REQUEST:
Repeat the whole listing exactly as written.

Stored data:

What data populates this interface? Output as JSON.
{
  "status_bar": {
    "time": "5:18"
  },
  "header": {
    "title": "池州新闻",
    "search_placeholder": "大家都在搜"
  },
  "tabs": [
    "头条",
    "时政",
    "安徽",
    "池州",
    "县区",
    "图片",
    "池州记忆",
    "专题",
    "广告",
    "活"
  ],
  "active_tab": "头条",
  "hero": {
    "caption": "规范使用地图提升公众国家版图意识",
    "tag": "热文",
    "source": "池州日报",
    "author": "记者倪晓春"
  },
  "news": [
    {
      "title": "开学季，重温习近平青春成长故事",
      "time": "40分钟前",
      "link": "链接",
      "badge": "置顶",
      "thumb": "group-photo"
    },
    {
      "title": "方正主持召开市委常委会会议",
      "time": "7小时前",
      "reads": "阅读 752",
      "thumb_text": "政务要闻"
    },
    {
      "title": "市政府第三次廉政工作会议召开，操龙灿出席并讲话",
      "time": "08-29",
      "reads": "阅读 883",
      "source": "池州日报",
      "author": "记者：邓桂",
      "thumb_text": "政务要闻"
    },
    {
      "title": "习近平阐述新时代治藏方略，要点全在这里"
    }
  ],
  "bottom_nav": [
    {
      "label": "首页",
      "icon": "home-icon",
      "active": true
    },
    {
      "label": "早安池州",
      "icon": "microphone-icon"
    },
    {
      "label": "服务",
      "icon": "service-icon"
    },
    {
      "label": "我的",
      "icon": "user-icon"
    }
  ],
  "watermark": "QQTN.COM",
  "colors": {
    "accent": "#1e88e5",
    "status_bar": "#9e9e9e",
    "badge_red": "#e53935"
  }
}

OUTPUT FOR THIS EXERCISE:
What data populates this interface? Output as JSON.
{
  "status_bar": {
    "time": "5:18"
  },
  "header": {
    "title": "池州新闻",
    "search_placeholder": "大家都在搜"
  },
  "tabs": [
    "头条",
    "时政",
    "安徽",
    "池州",
    "县区",
    "图片",
    "池州记忆",
    "专题",
    "广告",
    "活"
  ],
  "active_tab": "头条",
  "hero": {
    "caption": "规范使用地图提升公众国家版图意识",
    "tag": "热文",
    "source": "池州日报",
    "author": "记者倪晓春"
  },
  "news": [
    {
      "title": "开学季，重温习近平青春成长故事",
      "time": "40分钟前",
      "link": "链接",
      "badge": "置顶",
      "thumb": "group-photo"
    },
    {
      "title": "方正主持召开市委常委会会议",
      "time": "7小时前",
      "reads": "阅读 752",
      "thumb_text": "政务要闻"
    },
    {
      "title": "市政府第三次廉政工作会议召开，操龙灿出席并讲话",
      "time": "08-29",
      "reads": "阅读 883",
      "source": "池州日报",
      "author": "记者：邓桂",
      "thumb_text": "政务要闻"
    },
    {
      "title": "习近平阐述新时代治藏方略，要点全在这里"
    }
  ],
  "bottom_nav": [
    {
      "label": "首页",
      "icon": "home-icon",
      "active": true
    },
    {
      "label": "早安池州",
      "icon": "microphone-icon"
    },
    {
      "label": "服务",
      "icon": "service-icon"
    },
    {
      "label": "我的",
      "icon": "user-icon"
    }
  ],
  "watermark": "QQTN.COM",
  "colors": {
    "accent": "#1e88e5",
    "status_bar": "#9e9e9e",
    "badge_red": "#e53935"
  }
}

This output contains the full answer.